• Problem to solve: Extract all lines that hold the string "venues".

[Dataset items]
==*==

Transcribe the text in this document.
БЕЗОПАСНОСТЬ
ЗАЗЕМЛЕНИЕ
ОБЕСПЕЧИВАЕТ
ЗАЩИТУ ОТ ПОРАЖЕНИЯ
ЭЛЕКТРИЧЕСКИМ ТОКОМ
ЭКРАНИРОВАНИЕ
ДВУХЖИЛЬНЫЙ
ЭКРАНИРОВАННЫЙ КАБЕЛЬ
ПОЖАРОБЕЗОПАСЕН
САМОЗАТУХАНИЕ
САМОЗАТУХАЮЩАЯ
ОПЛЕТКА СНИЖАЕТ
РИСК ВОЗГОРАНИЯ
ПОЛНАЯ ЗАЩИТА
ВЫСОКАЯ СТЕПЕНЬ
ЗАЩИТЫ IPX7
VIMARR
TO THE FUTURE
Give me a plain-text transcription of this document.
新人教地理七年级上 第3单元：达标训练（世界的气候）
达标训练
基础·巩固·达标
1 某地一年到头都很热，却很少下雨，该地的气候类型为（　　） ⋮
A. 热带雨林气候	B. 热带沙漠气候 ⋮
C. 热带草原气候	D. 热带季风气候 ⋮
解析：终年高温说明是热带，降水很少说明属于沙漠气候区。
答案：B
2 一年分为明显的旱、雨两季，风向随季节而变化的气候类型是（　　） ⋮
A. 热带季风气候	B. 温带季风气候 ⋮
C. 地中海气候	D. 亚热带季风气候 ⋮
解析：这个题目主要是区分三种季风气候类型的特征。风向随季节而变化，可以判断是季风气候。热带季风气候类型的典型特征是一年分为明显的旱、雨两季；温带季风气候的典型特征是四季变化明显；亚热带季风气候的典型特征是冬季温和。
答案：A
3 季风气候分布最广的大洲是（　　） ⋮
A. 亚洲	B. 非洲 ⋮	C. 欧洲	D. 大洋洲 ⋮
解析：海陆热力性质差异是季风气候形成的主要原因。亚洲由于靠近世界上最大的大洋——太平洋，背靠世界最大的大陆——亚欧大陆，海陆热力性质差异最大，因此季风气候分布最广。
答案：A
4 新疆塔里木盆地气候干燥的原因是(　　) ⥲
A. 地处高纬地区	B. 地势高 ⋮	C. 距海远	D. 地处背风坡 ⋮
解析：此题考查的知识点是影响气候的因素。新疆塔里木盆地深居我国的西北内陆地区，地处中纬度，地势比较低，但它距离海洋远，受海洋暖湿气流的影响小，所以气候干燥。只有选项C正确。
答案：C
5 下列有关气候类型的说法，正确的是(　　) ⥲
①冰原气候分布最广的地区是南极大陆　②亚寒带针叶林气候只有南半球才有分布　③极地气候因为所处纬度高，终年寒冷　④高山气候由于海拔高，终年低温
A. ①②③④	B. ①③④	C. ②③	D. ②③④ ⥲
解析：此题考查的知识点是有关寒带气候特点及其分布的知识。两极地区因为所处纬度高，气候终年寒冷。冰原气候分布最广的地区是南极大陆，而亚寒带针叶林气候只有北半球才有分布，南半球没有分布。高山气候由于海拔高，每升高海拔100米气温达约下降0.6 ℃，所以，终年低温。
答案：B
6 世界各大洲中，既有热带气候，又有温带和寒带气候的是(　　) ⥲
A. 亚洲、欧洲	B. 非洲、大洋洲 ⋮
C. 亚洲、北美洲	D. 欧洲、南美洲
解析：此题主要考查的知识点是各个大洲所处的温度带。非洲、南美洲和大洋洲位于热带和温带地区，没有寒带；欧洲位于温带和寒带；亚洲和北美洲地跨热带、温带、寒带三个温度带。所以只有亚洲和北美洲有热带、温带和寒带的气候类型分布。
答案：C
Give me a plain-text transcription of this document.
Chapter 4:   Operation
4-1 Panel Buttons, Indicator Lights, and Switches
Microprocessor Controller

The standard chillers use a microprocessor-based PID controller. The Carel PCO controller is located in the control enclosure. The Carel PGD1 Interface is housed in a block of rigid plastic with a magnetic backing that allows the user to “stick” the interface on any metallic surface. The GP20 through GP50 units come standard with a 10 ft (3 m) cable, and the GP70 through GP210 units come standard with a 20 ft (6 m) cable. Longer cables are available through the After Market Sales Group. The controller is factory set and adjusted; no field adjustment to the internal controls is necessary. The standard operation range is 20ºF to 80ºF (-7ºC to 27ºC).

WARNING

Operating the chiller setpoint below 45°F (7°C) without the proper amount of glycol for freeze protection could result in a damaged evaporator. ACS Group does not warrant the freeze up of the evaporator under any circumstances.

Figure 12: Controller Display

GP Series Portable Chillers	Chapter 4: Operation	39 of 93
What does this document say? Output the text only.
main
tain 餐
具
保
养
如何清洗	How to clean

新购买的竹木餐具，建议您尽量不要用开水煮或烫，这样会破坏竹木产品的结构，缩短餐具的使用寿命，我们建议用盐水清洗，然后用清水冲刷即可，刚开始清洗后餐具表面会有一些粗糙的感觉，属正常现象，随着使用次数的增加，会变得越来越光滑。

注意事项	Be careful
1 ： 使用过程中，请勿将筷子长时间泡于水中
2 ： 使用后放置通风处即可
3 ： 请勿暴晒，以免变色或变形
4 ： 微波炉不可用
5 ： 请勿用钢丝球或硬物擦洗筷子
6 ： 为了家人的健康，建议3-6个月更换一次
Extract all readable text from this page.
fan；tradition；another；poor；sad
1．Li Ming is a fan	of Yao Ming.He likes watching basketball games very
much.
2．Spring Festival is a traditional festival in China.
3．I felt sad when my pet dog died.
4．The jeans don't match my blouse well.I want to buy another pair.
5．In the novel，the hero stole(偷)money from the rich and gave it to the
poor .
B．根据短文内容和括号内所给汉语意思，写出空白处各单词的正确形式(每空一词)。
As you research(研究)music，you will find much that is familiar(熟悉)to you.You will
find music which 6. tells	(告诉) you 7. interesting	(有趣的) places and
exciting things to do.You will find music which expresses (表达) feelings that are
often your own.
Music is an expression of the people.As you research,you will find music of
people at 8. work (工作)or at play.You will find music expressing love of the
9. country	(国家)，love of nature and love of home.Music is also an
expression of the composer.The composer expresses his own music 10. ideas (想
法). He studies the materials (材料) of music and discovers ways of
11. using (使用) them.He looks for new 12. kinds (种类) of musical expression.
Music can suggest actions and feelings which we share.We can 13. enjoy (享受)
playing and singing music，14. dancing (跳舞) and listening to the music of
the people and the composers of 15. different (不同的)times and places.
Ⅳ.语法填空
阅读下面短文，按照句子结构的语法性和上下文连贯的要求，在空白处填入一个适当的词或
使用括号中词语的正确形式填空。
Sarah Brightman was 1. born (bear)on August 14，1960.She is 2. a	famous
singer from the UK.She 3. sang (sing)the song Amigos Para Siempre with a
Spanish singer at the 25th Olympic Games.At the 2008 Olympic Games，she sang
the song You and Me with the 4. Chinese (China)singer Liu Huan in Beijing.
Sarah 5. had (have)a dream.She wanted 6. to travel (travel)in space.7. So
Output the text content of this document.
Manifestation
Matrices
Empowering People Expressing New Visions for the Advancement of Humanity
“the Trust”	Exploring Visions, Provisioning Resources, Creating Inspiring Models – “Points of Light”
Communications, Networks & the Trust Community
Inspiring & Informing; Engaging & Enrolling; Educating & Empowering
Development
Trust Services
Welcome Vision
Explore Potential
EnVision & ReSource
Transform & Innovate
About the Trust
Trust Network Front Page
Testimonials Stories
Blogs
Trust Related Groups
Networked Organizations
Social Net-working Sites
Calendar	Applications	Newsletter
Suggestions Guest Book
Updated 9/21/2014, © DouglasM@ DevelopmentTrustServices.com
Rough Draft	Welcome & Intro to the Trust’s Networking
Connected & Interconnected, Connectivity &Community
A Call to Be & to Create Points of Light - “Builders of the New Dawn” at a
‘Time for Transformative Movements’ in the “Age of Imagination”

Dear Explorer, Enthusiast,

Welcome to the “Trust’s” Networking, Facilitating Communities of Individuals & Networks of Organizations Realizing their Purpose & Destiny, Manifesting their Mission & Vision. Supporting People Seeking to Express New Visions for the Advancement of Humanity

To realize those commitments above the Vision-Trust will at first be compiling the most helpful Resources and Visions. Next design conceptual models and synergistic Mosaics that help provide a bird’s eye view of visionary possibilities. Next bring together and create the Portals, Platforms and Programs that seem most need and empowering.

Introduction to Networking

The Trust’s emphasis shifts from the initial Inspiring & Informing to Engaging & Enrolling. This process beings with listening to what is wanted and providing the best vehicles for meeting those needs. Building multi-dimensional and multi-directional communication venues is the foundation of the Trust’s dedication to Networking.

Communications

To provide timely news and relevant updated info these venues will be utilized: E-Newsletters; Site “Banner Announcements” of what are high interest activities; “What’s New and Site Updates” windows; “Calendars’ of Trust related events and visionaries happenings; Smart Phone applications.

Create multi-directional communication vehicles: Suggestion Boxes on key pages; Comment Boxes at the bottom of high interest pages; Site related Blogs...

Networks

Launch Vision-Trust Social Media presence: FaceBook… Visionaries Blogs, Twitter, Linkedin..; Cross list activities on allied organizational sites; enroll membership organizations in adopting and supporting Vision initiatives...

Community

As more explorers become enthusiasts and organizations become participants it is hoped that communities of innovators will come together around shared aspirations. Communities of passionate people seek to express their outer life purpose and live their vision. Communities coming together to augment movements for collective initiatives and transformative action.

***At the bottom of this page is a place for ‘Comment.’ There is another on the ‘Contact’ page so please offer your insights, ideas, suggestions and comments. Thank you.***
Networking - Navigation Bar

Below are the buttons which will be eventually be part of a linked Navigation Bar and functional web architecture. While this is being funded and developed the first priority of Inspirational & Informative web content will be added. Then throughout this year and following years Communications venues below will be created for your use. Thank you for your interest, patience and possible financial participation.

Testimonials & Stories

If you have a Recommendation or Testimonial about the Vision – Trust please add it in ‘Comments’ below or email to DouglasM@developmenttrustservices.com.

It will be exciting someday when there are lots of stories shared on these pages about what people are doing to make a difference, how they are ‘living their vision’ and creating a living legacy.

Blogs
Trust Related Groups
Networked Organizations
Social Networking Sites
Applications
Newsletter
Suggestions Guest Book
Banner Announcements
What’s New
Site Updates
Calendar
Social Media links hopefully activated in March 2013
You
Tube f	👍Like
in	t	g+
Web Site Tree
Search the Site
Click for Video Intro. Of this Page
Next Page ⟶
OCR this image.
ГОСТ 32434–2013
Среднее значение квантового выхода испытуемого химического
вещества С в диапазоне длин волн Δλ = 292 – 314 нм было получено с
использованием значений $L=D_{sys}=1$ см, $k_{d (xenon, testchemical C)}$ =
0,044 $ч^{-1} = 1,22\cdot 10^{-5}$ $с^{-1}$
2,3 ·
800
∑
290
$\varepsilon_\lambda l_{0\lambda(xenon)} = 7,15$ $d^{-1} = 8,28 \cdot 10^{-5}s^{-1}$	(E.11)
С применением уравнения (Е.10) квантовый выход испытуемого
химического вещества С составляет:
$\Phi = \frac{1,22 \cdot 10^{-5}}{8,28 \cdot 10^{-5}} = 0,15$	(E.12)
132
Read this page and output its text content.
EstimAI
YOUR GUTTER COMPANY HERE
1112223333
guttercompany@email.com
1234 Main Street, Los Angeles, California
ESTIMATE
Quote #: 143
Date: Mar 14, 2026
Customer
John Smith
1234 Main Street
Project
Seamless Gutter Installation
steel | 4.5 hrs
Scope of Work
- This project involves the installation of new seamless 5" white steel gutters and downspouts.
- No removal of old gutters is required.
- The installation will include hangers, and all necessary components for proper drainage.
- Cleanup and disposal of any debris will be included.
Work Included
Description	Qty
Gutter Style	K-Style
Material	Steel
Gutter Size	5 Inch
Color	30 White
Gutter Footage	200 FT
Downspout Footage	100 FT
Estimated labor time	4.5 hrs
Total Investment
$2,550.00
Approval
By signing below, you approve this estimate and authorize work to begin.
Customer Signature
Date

==*==

• Written answer:
The Trust’s emphasis shifts from the initial Inspiring & Informing to Engaging & Enrolling. This process beings with listening to what is wanted and providing the best vehicles for meeting those needs. Building multi-dimensional and multi-directional communication venues is the foundation of the Trust’s dedication to Networking.
To provide timely news and relevant updated info these venues will be utilized: E-Newsletters; Site “Banner Announcements” of what are high interest activities; “What’s New and Site Updates” windows; “Calendars’ of Trust related events and visionaries happenings; Smart Phone applications.
Below are the buttons which will be eventually be part of a linked Navigation Bar and functional web architecture. While this is being funded and developed the first priority of Inspirational & Informative web content will be added. Then throughout this year and following years Communications venues below will be created for your use. Thank you for your interest, patience and possible financial participation.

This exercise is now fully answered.